* Start Entries provided *
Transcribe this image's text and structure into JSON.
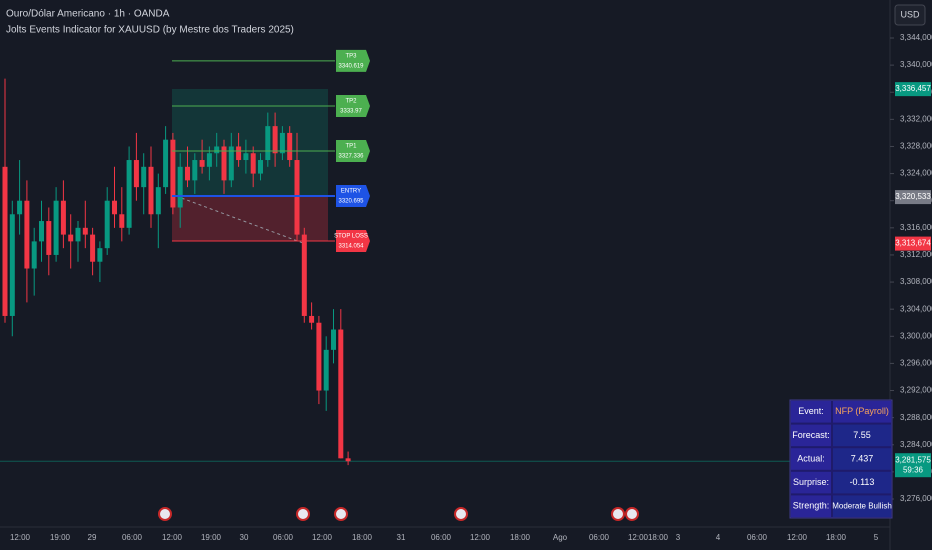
{
  "chart_data": {
    "type": "candlestick",
    "title": "Ouro/Dólar Americano · 1h · OANDA",
    "subtitle": "Jolts Events Indicator for XAUUSD (by Mestre dos Traders 2025)",
    "currency": "USD",
    "up_color": "#089981",
    "down_color": "#f23645",
    "ylim": [
      3276,
      3344
    ],
    "yticks": [
      {
        "value": 3344,
        "label": "3,344,000"
      },
      {
        "value": 3340,
        "label": "3,340,000"
      },
      {
        "value": 3336,
        "label": "3,336,000"
      },
      {
        "value": 3332,
        "label": "3,332,000"
      },
      {
        "value": 3328,
        "label": "3,328,000"
      },
      {
        "value": 3324,
        "label": "3,324,000"
      },
      {
        "value": 3320,
        "label": "3,320,000"
      },
      {
        "value": 3316,
        "label": "3,316,000"
      },
      {
        "value": 3312,
        "label": "3,312,000"
      },
      {
        "value": 3308,
        "label": "3,308,000"
      },
      {
        "value": 3304,
        "label": "3,304,000"
      },
      {
        "value": 3300,
        "label": "3,300,000"
      },
      {
        "value": 3296,
        "label": "3,296,000"
      },
      {
        "value": 3292,
        "label": "3,292,000"
      },
      {
        "value": 3288,
        "label": "3,288,000"
      },
      {
        "value": 3284,
        "label": "3,284,000"
      },
      {
        "value": 3280,
        "label": "3,280,000"
      },
      {
        "value": 3276,
        "label": "3,276,000"
      }
    ],
    "xtick_labels": [
      "12:00",
      "19:00",
      "29",
      "06:00",
      "12:00",
      "19:00",
      "30",
      "06:00",
      "12:00",
      "18:00",
      "31",
      "06:00",
      "12:00",
      "18:00",
      "Ago",
      "06:00",
      "12:00",
      "18:00",
      "3",
      "4",
      "06:00",
      "12:00",
      "18:00",
      "5"
    ],
    "ohlc": [
      [
        3325,
        3338,
        3302,
        3303
      ],
      [
        3303,
        3320,
        3300,
        3318
      ],
      [
        3318,
        3326,
        3315,
        3320
      ],
      [
        3320,
        3323,
        3305,
        3310
      ],
      [
        3310,
        3316,
        3306,
        3314
      ],
      [
        3314,
        3320,
        3311,
        3317
      ],
      [
        3317,
        3319,
        3309,
        3312
      ],
      [
        3312,
        3322,
        3311,
        3320
      ],
      [
        3320,
        3323,
        3313,
        3315
      ],
      [
        3315,
        3318,
        3310,
        3314
      ],
      [
        3314,
        3317,
        3311,
        3316
      ],
      [
        3316,
        3320,
        3313,
        3315
      ],
      [
        3315,
        3316,
        3309,
        3311
      ],
      [
        3311,
        3314,
        3308,
        3313
      ],
      [
        3313,
        3322,
        3312,
        3320
      ],
      [
        3320,
        3325,
        3316,
        3318
      ],
      [
        3318,
        3322,
        3314,
        3316
      ],
      [
        3316,
        3328,
        3315,
        3326
      ],
      [
        3326,
        3330,
        3320,
        3322
      ],
      [
        3322,
        3327,
        3318,
        3325
      ],
      [
        3325,
        3328,
        3316,
        3318
      ],
      [
        3318,
        3324,
        3313,
        3322
      ],
      [
        3322,
        3331,
        3321,
        3329
      ],
      [
        3329,
        3330,
        3318,
        3319
      ],
      [
        3319,
        3327,
        3316,
        3325
      ],
      [
        3325,
        3328,
        3322,
        3323
      ],
      [
        3323,
        3327,
        3321,
        3326
      ],
      [
        3326,
        3329,
        3324,
        3325
      ],
      [
        3325,
        3328,
        3323,
        3327
      ],
      [
        3327,
        3330,
        3325,
        3328
      ],
      [
        3328,
        3329,
        3321,
        3323
      ],
      [
        3323,
        3330,
        3322,
        3328
      ],
      [
        3328,
        3330,
        3325,
        3326
      ],
      [
        3326,
        3329,
        3324,
        3327
      ],
      [
        3327,
        3328,
        3322,
        3324
      ],
      [
        3324,
        3327,
        3323,
        3326
      ],
      [
        3326,
        3333,
        3325,
        3331
      ],
      [
        3331,
        3333,
        3325,
        3327
      ],
      [
        3327,
        3331,
        3326,
        3330
      ],
      [
        3330,
        3331,
        3325,
        3326
      ],
      [
        3326,
        3330,
        3314,
        3315
      ],
      [
        3315,
        3316,
        3302,
        3303
      ],
      [
        3303,
        3305,
        3301,
        3302
      ],
      [
        3302,
        3303,
        3290,
        3292
      ],
      [
        3292,
        3300,
        3289,
        3298
      ],
      [
        3298,
        3304,
        3296,
        3301
      ],
      [
        3301,
        3304,
        3282,
        3282
      ],
      [
        3282,
        3283,
        3281,
        3281.575
      ]
    ],
    "levels": [
      {
        "label": "TP3",
        "value": 3340.619,
        "color": "#4caf50"
      },
      {
        "label": "TP2",
        "value": 3333.97,
        "color": "#4caf50"
      },
      {
        "label": "TP1",
        "value": 3327.336,
        "color": "#4caf50"
      },
      {
        "label": "ENTRY",
        "value": 3320.695,
        "color": "#1e53e5"
      },
      {
        "label": "STOP LOSS",
        "value": 3314.054,
        "color": "#f23645"
      }
    ],
    "price_tags": [
      {
        "value": 3336.457,
        "label": "3,336,457",
        "color": "#089981"
      },
      {
        "value": 3320.533,
        "label": "3,320,533",
        "color": "#787b86"
      },
      {
        "value": 3313.674,
        "label": "3,313,674",
        "color": "#f23645"
      }
    ],
    "last_price": {
      "value": 3281.575,
      "label": "3,281,575",
      "countdown": "59:36",
      "color": "#089981"
    },
    "table": [
      [
        "Event:",
        "NFP (Payroll)"
      ],
      [
        "Forecast:",
        "7.55"
      ],
      [
        "Actual:",
        "7.437"
      ],
      [
        "Surprise:",
        "-0.113"
      ],
      [
        "Strength:",
        "Moderate Bullish"
      ]
    ]
  }
}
* End Entries provided *
» Task description: Pictures don't belong in the copy. Restate all the entries exactly.

» Result below:
Transcribe this image's text and structure into JSON.
{
  "chart_data": {
    "type": "candlestick",
    "title": "Ouro/Dólar Americano · 1h · OANDA",
    "subtitle": "Jolts Events Indicator for XAUUSD (by Mestre dos Traders 2025)",
    "currency": "USD",
    "up_color": "#089981",
    "down_color": "#f23645",
    "ylim": [
      3276,
      3344
    ],
    "yticks": [
      {
        "value": 3344,
        "label": "3,344,000"
      },
      {
        "value": 3340,
        "label": "3,340,000"
      },
      {
        "value": 3336,
        "label": "3,336,000"
      },
      {
        "value": 3332,
        "label": "3,332,000"
      },
      {
        "value": 3328,
        "label": "3,328,000"
      },
      {
        "value": 3324,
        "label": "3,324,000"
      },
      {
        "value": 3320,
        "label": "3,320,000"
      },
      {
        "value": 3316,
        "label": "3,316,000"
      },
      {
        "value": 3312,
        "label": "3,312,000"
      },
      {
        "value": 3308,
        "label": "3,308,000"
      },
      {
        "value": 3304,
        "label": "3,304,000"
      },
      {
        "value": 3300,
        "label": "3,300,000"
      },
      {
        "value": 3296,
        "label": "3,296,000"
      },
      {
        "value": 3292,
        "label": "3,292,000"
      },
      {
        "value": 3288,
        "label": "3,288,000"
      },
      {
        "value": 3284,
        "label": "3,284,000"
      },
      {
        "value": 3280,
        "label": "3,280,000"
      },
      {
        "value": 3276,
        "label": "3,276,000"
      }
    ],
    "xtick_labels": [
      "12:00",
      "19:00",
      "29",
      "06:00",
      "12:00",
      "19:00",
      "30",
      "06:00",
      "12:00",
      "18:00",
      "31",
      "06:00",
      "12:00",
      "18:00",
      "Ago",
      "06:00",
      "12:00",
      "18:00",
      "3",
      "4",
      "06:00",
      "12:00",
      "18:00",
      "5"
    ],
    "ohlc": [
      [
        3325,
        3338,
        3302,
        3303
      ],
      [
        3303,
        3320,
        3300,
        3318
      ],
      [
        3318,
        3326,
        3315,
        3320
      ],
      [
        3320,
        3323,
        3305,
        3310
      ],
      [
        3310,
        3316,
        3306,
        3314
      ],
      [
        3314,
        3320,
        3311,
        3317
      ],
      [
        3317,
        3319,
        3309,
        3312
      ],
      [
        3312,
        3322,
        3311,
        3320
      ],
      [
        3320,
        3323,
        3313,
        3315
      ],
      [
        3315,
        3318,
        3310,
        3314
      ],
      [
        3314,
        3317,
        3311,
        3316
      ],
      [
        3316,
        3320,
        3313,
        3315
      ],
      [
        3315,
        3316,
        3309,
        3311
      ],
      [
        3311,
        3314,
        3308,
        3313
      ],
      [
        3313,
        3322,
        3312,
        3320
      ],
      [
        3320,
        3325,
        3316,
        3318
      ],
      [
        3318,
        3322,
        3314,
        3316
      ],
      [
        3316,
        3328,
        3315,
        3326
      ],
      [
        3326,
        3330,
        3320,
        3322
      ],
      [
        3322,
        3327,
        3318,
        3325
      ],
      [
        3325,
        3328,
        3316,
        3318
      ],
      [
        3318,
        3324,
        3313,
        3322
      ],
      [
        3322,
        3331,
        3321,
        3329
      ],
      [
        3329,
        3330,
        3318,
        3319
      ],
      [
        3319,
        3327,
        3316,
        3325
      ],
      [
        3325,
        3328,
        3322,
        3323
      ],
      [
        3323,
        3327,
        3321,
        3326
      ],
      [
        3326,
        3329,
        3324,
        3325
      ],
      [
        3325,
        3328,
        3323,
        3327
      ],
      [
        3327,
        3330,
        3325,
        3328
      ],
      [
        3328,
        3329,
        3321,
        3323
      ],
      [
        3323,
        3330,
        3322,
        3328
      ],
      [
        3328,
        3330,
        3325,
        3326
      ],
      [
        3326,
        3329,
        3324,
        3327
      ],
      [
        3327,
        3328,
        3322,
        3324
      ],
      [
        3324,
        3327,
        3323,
        3326
      ],
      [
        3326,
        3333,
        3325,
        3331
      ],
      [
        3331,
        3333,
        3325,
        3327
      ],
      [
        3327,
        3331,
        3326,
        3330
      ],
      [
        3330,
        3331,
        3325,
        3326
      ],
      [
        3326,
        3330,
        3314,
        3315
      ],
      [
        3315,
        3316,
        3302,
        3303
      ],
      [
        3303,
        3305,
        3301,
        3302
      ],
      [
        3302,
        3303,
        3290,
        3292
      ],
      [
        3292,
        3300,
        3289,
        3298
      ],
      [
        3298,
        3304,
        3296,
        3301
      ],
      [
        3301,
        3304,
        3282,
        3282
      ],
      [
        3282,
        3283,
        3281,
        3281.575
      ]
    ],
    "levels": [
      {
        "label": "TP3",
        "value": 3340.619,
        "color": "#4caf50"
      },
      {
        "label": "TP2",
        "value": 3333.97,
        "color": "#4caf50"
      },
      {
        "label": "TP1",
        "value": 3327.336,
        "color": "#4caf50"
      },
      {
        "label": "ENTRY",
        "value": 3320.695,
        "color": "#1e53e5"
      },
      {
        "label": "STOP LOSS",
        "value": 3314.054,
        "color": "#f23645"
      }
    ],
    "price_tags": [
      {
        "value": 3336.457,
        "label": "3,336,457",
        "color": "#089981"
      },
      {
        "value": 3320.533,
        "label": "3,320,533",
        "color": "#787b86"
      },
      {
        "value": 3313.674,
        "label": "3,313,674",
        "color": "#f23645"
      }
    ],
    "last_price": {
      "value": 3281.575,
      "label": "3,281,575",
      "countdown": "59:36",
      "color": "#089981"
    },
    "table": [
      [
        "Event:",
        "NFP (Payroll)"
      ],
      [
        "Forecast:",
        "7.55"
      ],
      [
        "Actual:",
        "7.437"
      ],
      [
        "Surprise:",
        "-0.113"
      ],
      [
        "Strength:",
        "Moderate Bullish"
      ]
    ]
  }
}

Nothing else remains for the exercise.